» Do this: Your task is to count the lines of the entries below that include the word "title" and to give only the resulting number.

** Begin **

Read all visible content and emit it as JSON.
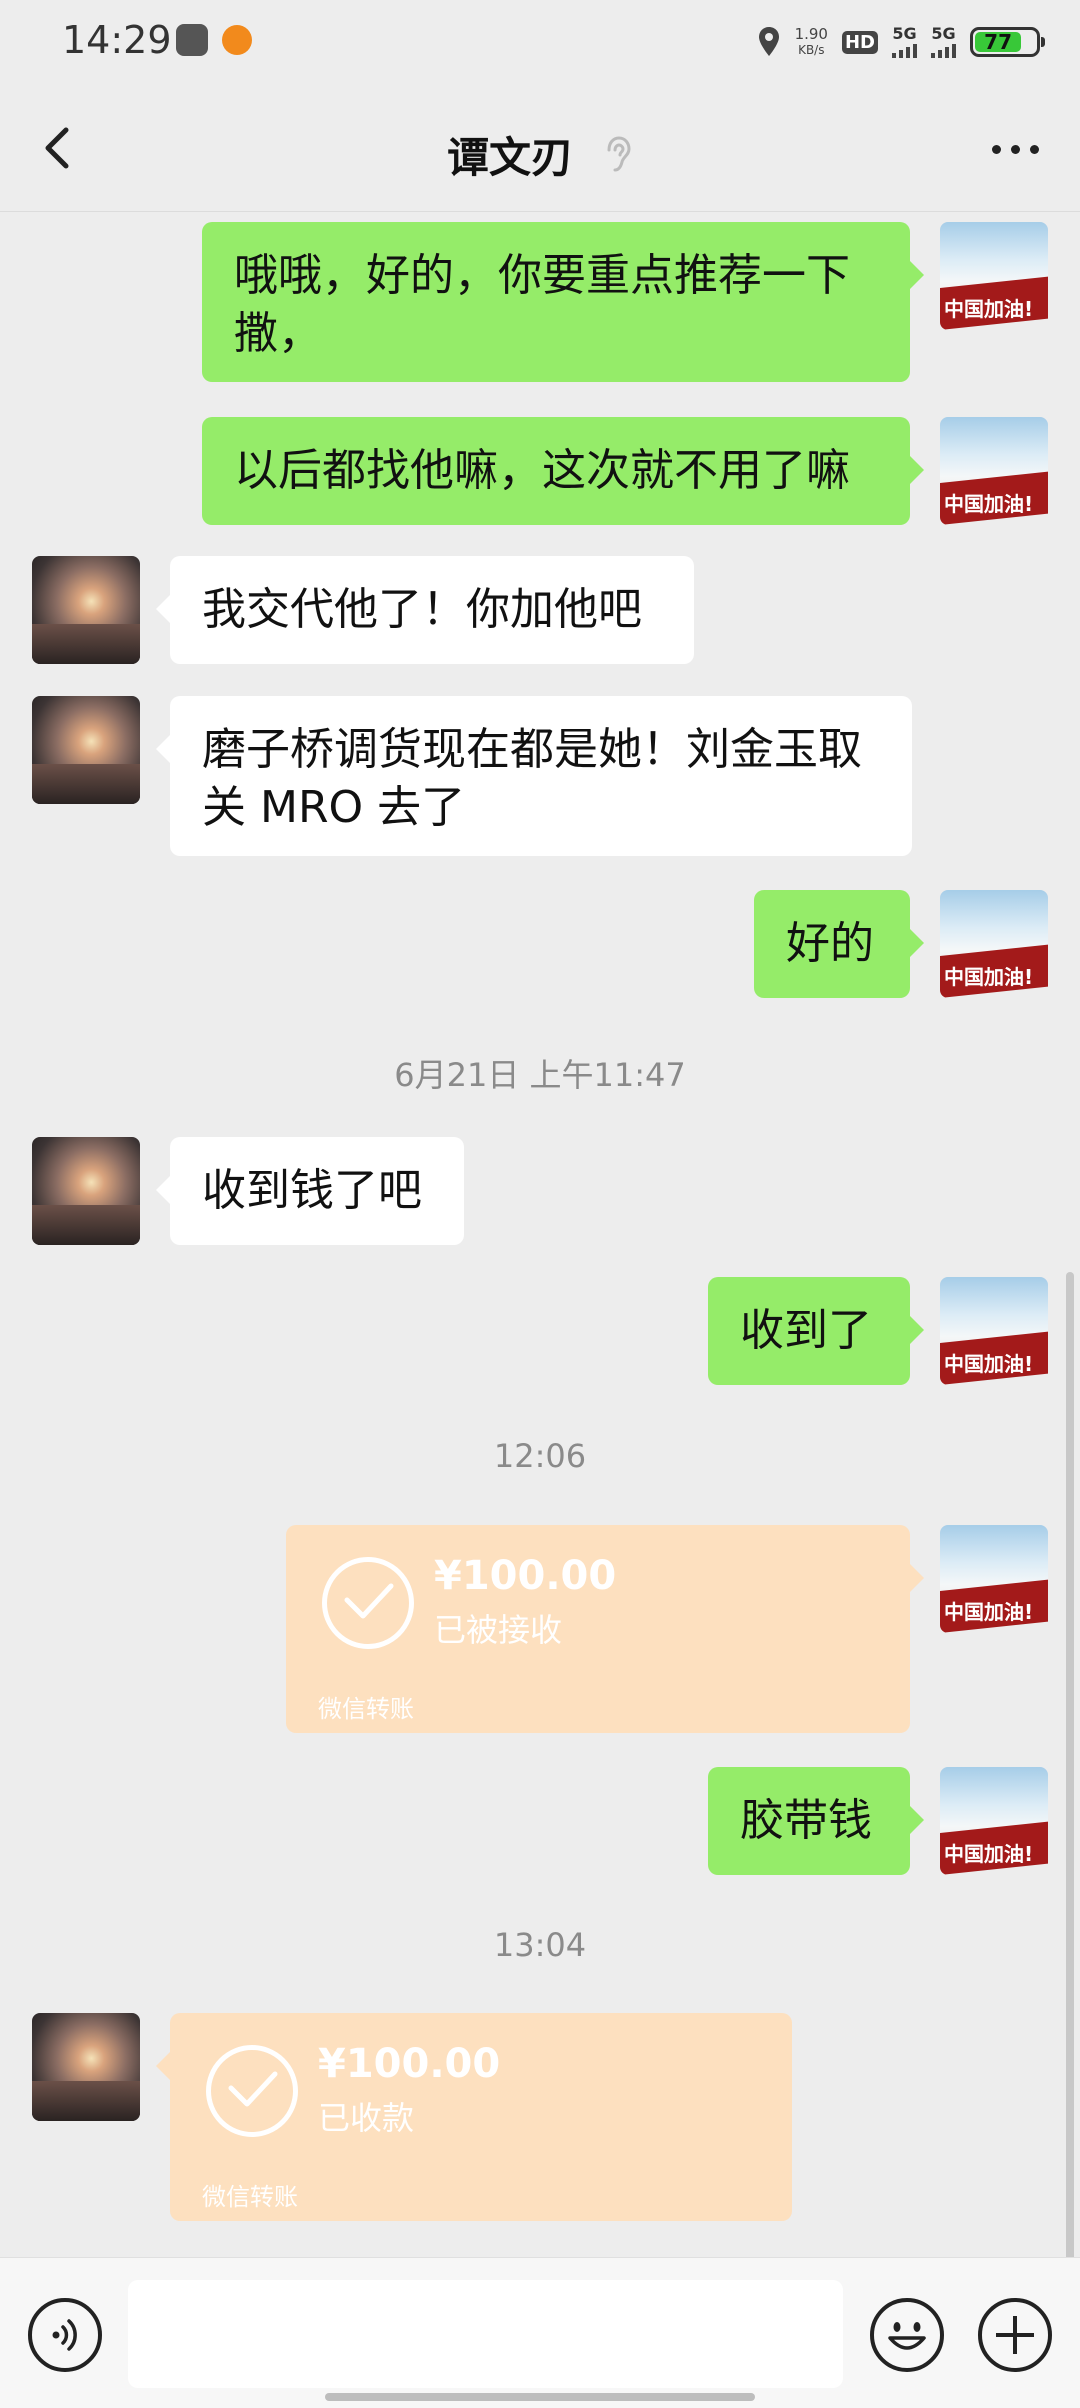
{
  "status_bar": {
    "time": "14:29",
    "net_speed_value": "1.90",
    "net_speed_unit": "KB/s",
    "hd_label": "HD",
    "sim1_label": "5G",
    "sim2_label": "5G",
    "battery_level": "77"
  },
  "header": {
    "title": "谭文刃"
  },
  "messages": [
    {
      "side": "me",
      "text": "哦哦，好的，你要重点推荐一下撒，",
      "avatar_text": "中国加油!"
    },
    {
      "side": "me",
      "text": "以后都找他嘛，这次就不用了嘛",
      "avatar_text": "中国加油!"
    },
    {
      "side": "them",
      "text": "我交代他了！你加他吧"
    },
    {
      "side": "them",
      "text": "磨子桥调货现在都是她！刘金玉取关 MRO 去了"
    },
    {
      "side": "me",
      "text": "好的",
      "avatar_text": "中国加油!"
    },
    {
      "type": "timestamp",
      "text": "6月21日 上午11:47"
    },
    {
      "side": "them",
      "text": "收到钱了吧"
    },
    {
      "side": "me",
      "text": "收到了",
      "avatar_text": "中国加油!"
    },
    {
      "type": "timestamp",
      "text": "12:06"
    },
    {
      "side": "me",
      "type": "transfer",
      "amount": "¥100.00",
      "status": "已被接收",
      "footer": "微信转账",
      "avatar_text": "中国加油!"
    },
    {
      "side": "me",
      "text": "胶带钱",
      "avatar_text": "中国加油!"
    },
    {
      "type": "timestamp",
      "text": "13:04"
    },
    {
      "side": "them",
      "type": "transfer",
      "amount": "¥100.00",
      "status": "已收款",
      "footer": "微信转账"
    }
  ],
  "colors": {
    "background": "#ededed",
    "bubble_me": "#95ec69",
    "bubble_them": "#ffffff",
    "transfer_bg": "#fde0bf",
    "timestamp": "#8a8a8a"
  },
  "icons": {
    "back": "chevron-left-icon",
    "ear": "ear-icon",
    "more": "more-dots-icon",
    "voice": "voice-icon",
    "emoji": "emoji-icon",
    "plus": "plus-icon"
  }
}
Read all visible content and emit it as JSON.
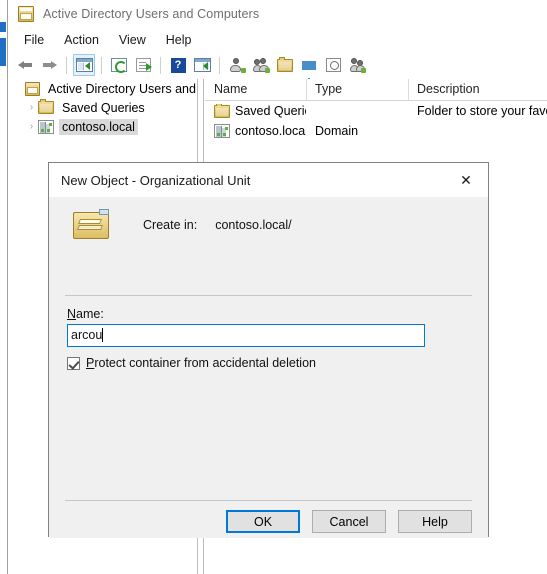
{
  "window": {
    "title": "Active Directory Users and Computers",
    "icon": "mmc-console-icon",
    "menu": [
      "File",
      "Action",
      "View",
      "Help"
    ],
    "toolbar": [
      {
        "name": "back-button",
        "icon": "arrow-left-icon"
      },
      {
        "name": "forward-button",
        "icon": "arrow-right-icon"
      },
      {
        "name": "show-hide-console-tree-button",
        "icon": "console-tree-icon",
        "selected": true
      },
      {
        "name": "refresh-button",
        "icon": "refresh-icon"
      },
      {
        "name": "export-list-button",
        "icon": "export-list-icon"
      },
      {
        "name": "help-button",
        "icon": "help-question-icon"
      },
      {
        "name": "show-action-pane-button",
        "icon": "action-pane-icon"
      },
      {
        "name": "new-user-button",
        "icon": "new-user-icon"
      },
      {
        "name": "new-group-button",
        "icon": "new-group-icon"
      },
      {
        "name": "new-contact-button",
        "icon": "new-contact-icon"
      },
      {
        "name": "filter-button",
        "icon": "filter-funnel-icon"
      },
      {
        "name": "find-button",
        "icon": "find-magnifier-icon"
      },
      {
        "name": "new-computer-button",
        "icon": "new-computer-icon"
      }
    ]
  },
  "tree": {
    "root": {
      "label": "Active Directory Users and Com",
      "icon": "console-root-icon"
    },
    "items": [
      {
        "label": "Saved Queries",
        "icon": "folder-icon",
        "expander": "›",
        "selected": false
      },
      {
        "label": "contoso.local",
        "icon": "domain-icon",
        "expander": "›",
        "selected": true
      }
    ]
  },
  "list": {
    "columns": [
      "Name",
      "Type",
      "Description"
    ],
    "rows": [
      {
        "name": "Saved Queries",
        "icon": "folder-icon",
        "type": "",
        "description": "Folder to store your favo..."
      },
      {
        "name": "contoso.local",
        "icon": "domain-icon",
        "type": "Domain",
        "description": ""
      }
    ]
  },
  "dialog": {
    "title": "New Object - Organizational Unit",
    "close_label": "✕",
    "icon": "organizational-unit-icon",
    "create_in_label": "Create in:",
    "create_in_value": "contoso.local/",
    "name_label": "Name:",
    "name_label_accel": "N",
    "name_value": "arcou",
    "name_placeholder": "",
    "protect_checkbox_label": "Protect container from accidental deletion",
    "protect_checkbox_accel": "P",
    "protect_checked": true,
    "buttons": [
      {
        "label": "OK",
        "default": true
      },
      {
        "label": "Cancel",
        "default": false
      },
      {
        "label": "Help",
        "default": false
      }
    ]
  },
  "colors": {
    "accent": "#0078d7",
    "dialog_bg": "#f0f0f0",
    "selection": "#d9d9d9"
  }
}
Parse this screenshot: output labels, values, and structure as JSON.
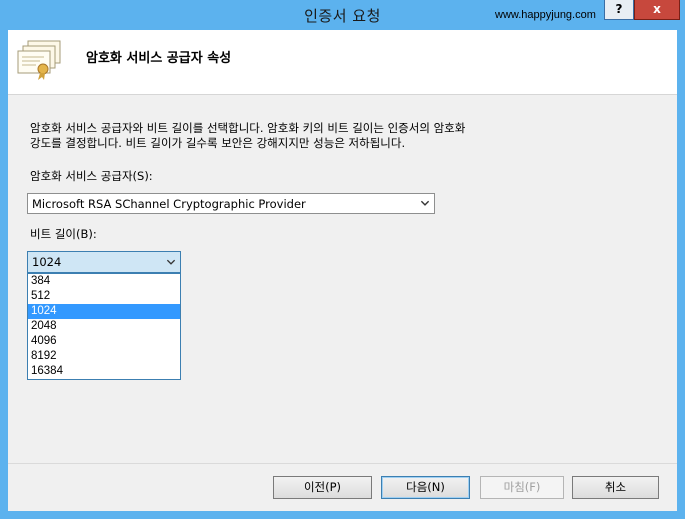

** End **

» Exercise result: 3